TASK DIRECTIONS: Reproduce every line of the material below, but drop the pictures.

▶

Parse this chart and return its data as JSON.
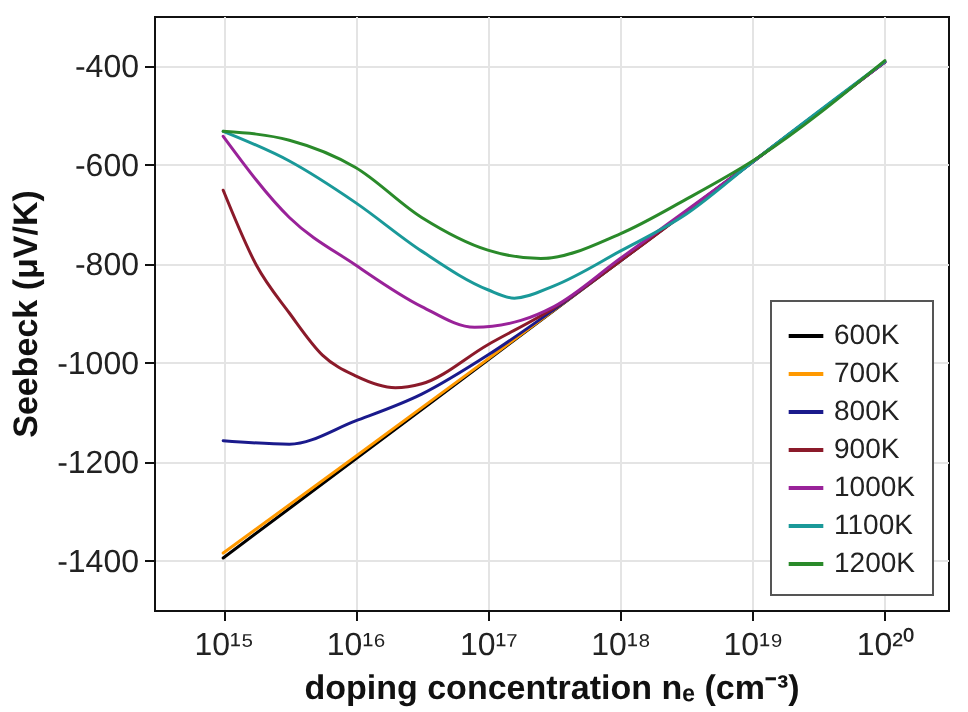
{
  "chart_data": {
    "type": "line",
    "xlabel": "doping concentration nₑ (cm⁻³)",
    "ylabel": "Seebeck (μV/K)",
    "log": "x",
    "xlim": [
      300000000000000.0,
      3e+20
    ],
    "ylim": [
      -1500,
      -300
    ],
    "xticks": [
      {
        "value": 1000000000000000.0,
        "label": "10¹⁵"
      },
      {
        "value": 1e+16,
        "label": "10¹⁶"
      },
      {
        "value": 1e+17,
        "label": "10¹⁷"
      },
      {
        "value": 1e+18,
        "label": "10¹⁸"
      },
      {
        "value": 1e+19,
        "label": "10¹⁹"
      },
      {
        "value": 1e+20,
        "label": "10²⁰"
      }
    ],
    "yticks": [
      -1400,
      -1200,
      -1000,
      -800,
      -600,
      -400
    ],
    "grid": true,
    "legend": "bottom right",
    "marker": "none",
    "line_style": "solid",
    "series": [
      {
        "name": "600K",
        "color": "#000000",
        "x": [
          1000000000000000.0,
          1e+16,
          1e+17,
          1e+18,
          1e+19,
          1e+20
        ],
        "values": [
          -1395,
          -1195,
          -995,
          -795,
          -595,
          -393
        ]
      },
      {
        "name": "700K",
        "color": "#ff9900",
        "x": [
          1000000000000000.0,
          1e+16,
          1e+17,
          1e+18
        ],
        "values": [
          -1385,
          -1190,
          -993,
          -795
        ]
      },
      {
        "name": "800K",
        "color": "#1a1a8c",
        "x": [
          1000000000000000.0,
          3162000000000000.0,
          1e+16,
          3.162e+16,
          1e+17,
          3.162e+17,
          1e+18,
          1e+19,
          1e+20
        ],
        "values": [
          -1158,
          -1165,
          -1118,
          -1064,
          -985,
          -893,
          -795,
          -595,
          -393
        ]
      },
      {
        "name": "900K",
        "color": "#8b1a2a",
        "x": [
          1000000000000000.0,
          1778000000000000.0,
          3162000000000000.0,
          5623000000000000.0,
          1e+16,
          2e+16,
          3.162e+16,
          1e+17,
          3.162e+17,
          1e+18,
          1e+19,
          1e+20
        ],
        "values": [
          -652,
          -803,
          -900,
          -985,
          -1027,
          -1051,
          -1043,
          -964,
          -890,
          -795,
          -595,
          -393
        ]
      },
      {
        "name": "1000K",
        "color": "#992299",
        "x": [
          1000000000000000.0,
          3162000000000000.0,
          1e+16,
          3.162e+16,
          7.943e+16,
          1.778e+17,
          3.162e+17,
          1e+18,
          1e+19,
          1e+20
        ],
        "values": [
          -543,
          -707,
          -803,
          -887,
          -929,
          -915,
          -887,
          -790,
          -595,
          -393
        ]
      },
      {
        "name": "1100K",
        "color": "#1a9999",
        "x": [
          1000000000000000.0,
          3162000000000000.0,
          1e+16,
          3.162e+16,
          1e+17,
          1.585e+17,
          3.162e+17,
          1e+18,
          3.162e+18,
          1e+19,
          1e+20
        ],
        "values": [
          -533,
          -593,
          -677,
          -775,
          -853,
          -870,
          -845,
          -775,
          -700,
          -595,
          -392
        ]
      },
      {
        "name": "1200K",
        "color": "#2a8a2a",
        "x": [
          1000000000000000.0,
          3162000000000000.0,
          1e+16,
          3.162e+16,
          1e+17,
          2.512e+17,
          1e+18,
          3.162e+18,
          1e+19,
          1e+20
        ],
        "values": [
          -533,
          -551,
          -606,
          -707,
          -773,
          -790,
          -740,
          -670,
          -593,
          -390
        ]
      }
    ]
  }
}
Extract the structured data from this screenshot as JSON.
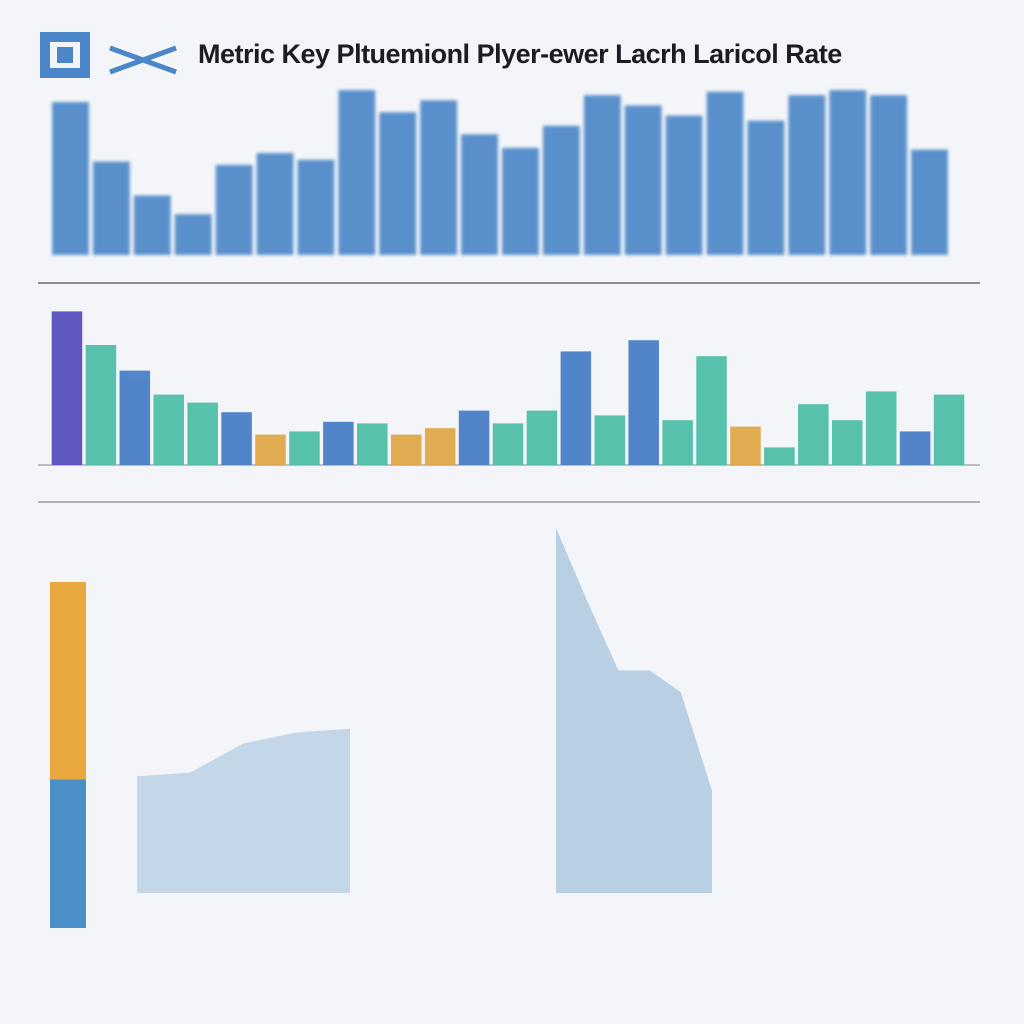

◀

REPLY:
Parse this chart and return its data as JSON.
{
  "chart_data": {
    "type": "line",
    "xlabel": "doping concentration nₑ (cm⁻³)",
    "ylabel": "Seebeck (μV/K)",
    "log": "x",
    "xlim": [
      300000000000000.0,
      3e+20
    ],
    "ylim": [
      -1500,
      -300
    ],
    "xticks": [
      {
        "value": 1000000000000000.0,
        "label": "10¹⁵"
      },
      {
        "value": 1e+16,
        "label": "10¹⁶"
      },
      {
        "value": 1e+17,
        "label": "10¹⁷"
      },
      {
        "value": 1e+18,
        "label": "10¹⁸"
      },
      {
        "value": 1e+19,
        "label": "10¹⁹"
      },
      {
        "value": 1e+20,
        "label": "10²⁰"
      }
    ],
    "yticks": [
      -1400,
      -1200,
      -1000,
      -800,
      -600,
      -400
    ],
    "grid": true,
    "legend": "bottom right",
    "marker": "none",
    "line_style": "solid",
    "series": [
      {
        "name": "600K",
        "color": "#000000",
        "x": [
          1000000000000000.0,
          1e+16,
          1e+17,
          1e+18,
          1e+19,
          1e+20
        ],
        "values": [
          -1395,
          -1195,
          -995,
          -795,
          -595,
          -393
        ]
      },
      {
        "name": "700K",
        "color": "#ff9900",
        "x": [
          1000000000000000.0,
          1e+16,
          1e+17,
          1e+18
        ],
        "values": [
          -1385,
          -1190,
          -993,
          -795
        ]
      },
      {
        "name": "800K",
        "color": "#1a1a8c",
        "x": [
          1000000000000000.0,
          3162000000000000.0,
          1e+16,
          3.162e+16,
          1e+17,
          3.162e+17,
          1e+18,
          1e+19,
          1e+20
        ],
        "values": [
          -1158,
          -1165,
          -1118,
          -1064,
          -985,
          -893,
          -795,
          -595,
          -393
        ]
      },
      {
        "name": "900K",
        "color": "#8b1a2a",
        "x": [
          1000000000000000.0,
          1778000000000000.0,
          3162000000000000.0,
          5623000000000000.0,
          1e+16,
          2e+16,
          3.162e+16,
          1e+17,
          3.162e+17,
          1e+18,
          1e+19,
          1e+20
        ],
        "values": [
          -652,
          -803,
          -900,
          -985,
          -1027,
          -1051,
          -1043,
          -964,
          -890,
          -795,
          -595,
          -393
        ]
      },
      {
        "name": "1000K",
        "color": "#992299",
        "x": [
          1000000000000000.0,
          3162000000000000.0,
          1e+16,
          3.162e+16,
          7.943e+16,
          1.778e+17,
          3.162e+17,
          1e+18,
          1e+19,
          1e+20
        ],
        "values": [
          -543,
          -707,
          -803,
          -887,
          -929,
          -915,
          -887,
          -790,
          -595,
          -393
        ]
      },
      {
        "name": "1100K",
        "color": "#1a9999",
        "x": [
          1000000000000000.0,
          3162000000000000.0,
          1e+16,
          3.162e+16,
          1e+17,
          1.585e+17,
          3.162e+17,
          1e+18,
          3.162e+18,
          1e+19,
          1e+20
        ],
        "values": [
          -533,
          -593,
          -677,
          -775,
          -853,
          -870,
          -845,
          -775,
          -700,
          -595,
          -392
        ]
      },
      {
        "name": "1200K",
        "color": "#2a8a2a",
        "x": [
          1000000000000000.0,
          3162000000000000.0,
          1e+16,
          3.162e+16,
          1e+17,
          2.512e+17,
          1e+18,
          3.162e+18,
          1e+19,
          1e+20
        ],
        "values": [
          -533,
          -551,
          -606,
          -707,
          -773,
          -790,
          -740,
          -670,
          -593,
          -390
        ]
      }
    ]
  }
}
Extract the structured data from this screenshot as JSON.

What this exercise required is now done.